Dataset records:
------------------------------------

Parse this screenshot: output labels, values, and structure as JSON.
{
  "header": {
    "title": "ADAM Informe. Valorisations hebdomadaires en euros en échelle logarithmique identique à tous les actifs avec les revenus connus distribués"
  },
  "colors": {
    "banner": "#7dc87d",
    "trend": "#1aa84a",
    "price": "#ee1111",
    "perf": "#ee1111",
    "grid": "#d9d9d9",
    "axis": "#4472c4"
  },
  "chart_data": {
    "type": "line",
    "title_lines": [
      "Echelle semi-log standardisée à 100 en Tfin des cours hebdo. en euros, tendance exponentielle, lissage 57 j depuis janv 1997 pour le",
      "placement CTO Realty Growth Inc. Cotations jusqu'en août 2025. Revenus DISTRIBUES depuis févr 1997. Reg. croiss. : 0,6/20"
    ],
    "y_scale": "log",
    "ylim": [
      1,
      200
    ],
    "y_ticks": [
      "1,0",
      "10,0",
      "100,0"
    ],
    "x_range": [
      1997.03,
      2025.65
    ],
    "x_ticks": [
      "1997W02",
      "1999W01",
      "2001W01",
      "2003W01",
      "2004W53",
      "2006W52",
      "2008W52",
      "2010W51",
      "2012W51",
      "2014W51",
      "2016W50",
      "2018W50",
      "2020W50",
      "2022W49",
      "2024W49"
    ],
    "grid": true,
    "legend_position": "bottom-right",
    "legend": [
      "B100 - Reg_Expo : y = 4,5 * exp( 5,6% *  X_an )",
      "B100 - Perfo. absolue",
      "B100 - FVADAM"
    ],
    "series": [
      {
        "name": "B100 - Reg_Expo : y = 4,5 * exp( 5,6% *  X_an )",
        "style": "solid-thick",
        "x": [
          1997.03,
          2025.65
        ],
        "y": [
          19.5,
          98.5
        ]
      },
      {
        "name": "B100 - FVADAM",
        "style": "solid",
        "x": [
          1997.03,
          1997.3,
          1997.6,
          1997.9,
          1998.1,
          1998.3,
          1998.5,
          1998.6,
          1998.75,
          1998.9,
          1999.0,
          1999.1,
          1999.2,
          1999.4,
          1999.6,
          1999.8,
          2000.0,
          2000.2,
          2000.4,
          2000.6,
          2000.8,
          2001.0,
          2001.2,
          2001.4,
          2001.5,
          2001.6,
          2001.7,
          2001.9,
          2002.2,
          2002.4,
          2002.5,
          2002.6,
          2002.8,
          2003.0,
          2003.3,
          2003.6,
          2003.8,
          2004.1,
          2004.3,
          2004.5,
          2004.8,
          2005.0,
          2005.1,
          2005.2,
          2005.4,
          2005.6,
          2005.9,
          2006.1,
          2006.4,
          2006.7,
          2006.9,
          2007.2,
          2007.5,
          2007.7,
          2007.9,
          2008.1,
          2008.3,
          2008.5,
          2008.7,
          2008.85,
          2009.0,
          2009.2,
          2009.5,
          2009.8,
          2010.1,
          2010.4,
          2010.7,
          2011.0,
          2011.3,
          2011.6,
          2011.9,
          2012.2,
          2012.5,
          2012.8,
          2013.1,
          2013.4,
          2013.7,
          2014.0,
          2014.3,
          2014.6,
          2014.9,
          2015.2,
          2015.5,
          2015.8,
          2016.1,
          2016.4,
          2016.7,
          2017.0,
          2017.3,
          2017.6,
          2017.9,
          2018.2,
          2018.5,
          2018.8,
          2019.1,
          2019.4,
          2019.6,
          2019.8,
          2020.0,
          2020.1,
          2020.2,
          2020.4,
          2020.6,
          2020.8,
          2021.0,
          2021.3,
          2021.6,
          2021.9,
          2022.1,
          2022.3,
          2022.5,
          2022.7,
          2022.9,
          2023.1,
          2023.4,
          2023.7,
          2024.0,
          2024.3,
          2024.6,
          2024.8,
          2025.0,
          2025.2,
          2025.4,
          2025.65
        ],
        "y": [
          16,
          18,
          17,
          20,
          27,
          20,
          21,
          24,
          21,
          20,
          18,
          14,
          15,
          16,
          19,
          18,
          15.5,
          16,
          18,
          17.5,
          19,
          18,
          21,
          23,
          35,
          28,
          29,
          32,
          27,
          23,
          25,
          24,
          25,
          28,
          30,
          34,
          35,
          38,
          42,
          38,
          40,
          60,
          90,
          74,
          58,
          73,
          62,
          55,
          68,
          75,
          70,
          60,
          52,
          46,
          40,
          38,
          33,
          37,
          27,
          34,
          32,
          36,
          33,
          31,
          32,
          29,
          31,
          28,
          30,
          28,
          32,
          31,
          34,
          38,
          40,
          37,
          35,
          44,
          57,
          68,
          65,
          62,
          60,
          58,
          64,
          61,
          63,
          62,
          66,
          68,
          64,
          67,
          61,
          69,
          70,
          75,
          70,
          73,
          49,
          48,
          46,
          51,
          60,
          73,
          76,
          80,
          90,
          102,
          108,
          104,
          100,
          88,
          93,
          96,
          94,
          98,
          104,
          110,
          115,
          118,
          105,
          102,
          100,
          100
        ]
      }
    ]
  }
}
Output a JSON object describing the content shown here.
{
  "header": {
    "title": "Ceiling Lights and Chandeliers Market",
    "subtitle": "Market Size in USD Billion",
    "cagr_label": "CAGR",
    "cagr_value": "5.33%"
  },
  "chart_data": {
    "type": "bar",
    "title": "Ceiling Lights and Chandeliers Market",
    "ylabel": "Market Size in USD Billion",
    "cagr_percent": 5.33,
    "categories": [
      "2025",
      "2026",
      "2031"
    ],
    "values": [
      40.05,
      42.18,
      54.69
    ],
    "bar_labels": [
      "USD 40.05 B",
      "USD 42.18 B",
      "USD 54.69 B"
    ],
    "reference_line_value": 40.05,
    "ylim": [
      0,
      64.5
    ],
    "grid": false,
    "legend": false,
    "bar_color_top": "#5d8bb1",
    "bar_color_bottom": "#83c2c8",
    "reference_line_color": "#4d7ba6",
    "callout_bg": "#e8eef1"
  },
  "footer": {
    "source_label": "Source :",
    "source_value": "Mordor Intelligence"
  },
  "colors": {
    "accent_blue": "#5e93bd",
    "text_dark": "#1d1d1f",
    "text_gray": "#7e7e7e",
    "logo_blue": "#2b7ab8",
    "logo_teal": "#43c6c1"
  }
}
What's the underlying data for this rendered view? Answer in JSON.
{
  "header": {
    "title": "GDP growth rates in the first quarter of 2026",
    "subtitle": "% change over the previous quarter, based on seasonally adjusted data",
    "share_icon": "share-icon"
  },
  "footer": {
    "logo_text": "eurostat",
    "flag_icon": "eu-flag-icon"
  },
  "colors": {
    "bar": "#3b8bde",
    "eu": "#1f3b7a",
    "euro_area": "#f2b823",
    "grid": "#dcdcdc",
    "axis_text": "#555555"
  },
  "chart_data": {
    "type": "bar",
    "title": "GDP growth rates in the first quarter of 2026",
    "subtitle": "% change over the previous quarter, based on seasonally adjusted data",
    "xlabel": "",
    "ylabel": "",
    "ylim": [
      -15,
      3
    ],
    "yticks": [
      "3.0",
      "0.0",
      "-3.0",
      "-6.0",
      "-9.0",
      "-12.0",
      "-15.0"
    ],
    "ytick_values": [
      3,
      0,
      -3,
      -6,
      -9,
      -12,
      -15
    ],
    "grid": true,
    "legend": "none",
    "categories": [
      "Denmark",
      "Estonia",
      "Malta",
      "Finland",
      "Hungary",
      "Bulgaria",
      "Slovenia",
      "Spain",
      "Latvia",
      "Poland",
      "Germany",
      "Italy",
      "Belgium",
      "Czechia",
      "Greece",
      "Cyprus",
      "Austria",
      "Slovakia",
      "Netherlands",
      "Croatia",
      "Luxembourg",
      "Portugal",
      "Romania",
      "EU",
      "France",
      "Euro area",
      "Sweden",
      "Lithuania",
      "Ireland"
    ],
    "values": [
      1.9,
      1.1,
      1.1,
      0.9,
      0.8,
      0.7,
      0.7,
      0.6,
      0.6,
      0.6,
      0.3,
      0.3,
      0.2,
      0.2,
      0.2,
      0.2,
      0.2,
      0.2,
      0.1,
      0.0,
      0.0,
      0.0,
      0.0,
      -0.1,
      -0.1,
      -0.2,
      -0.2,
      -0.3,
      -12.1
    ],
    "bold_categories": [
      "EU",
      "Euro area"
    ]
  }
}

------------------------------------

WHAT TO DO: Where a line above contains the word "icon", copy that line.

EXERCISE SOLUTION:
    "share_icon": "share-icon"
    "flag_icon": "eu-flag-icon"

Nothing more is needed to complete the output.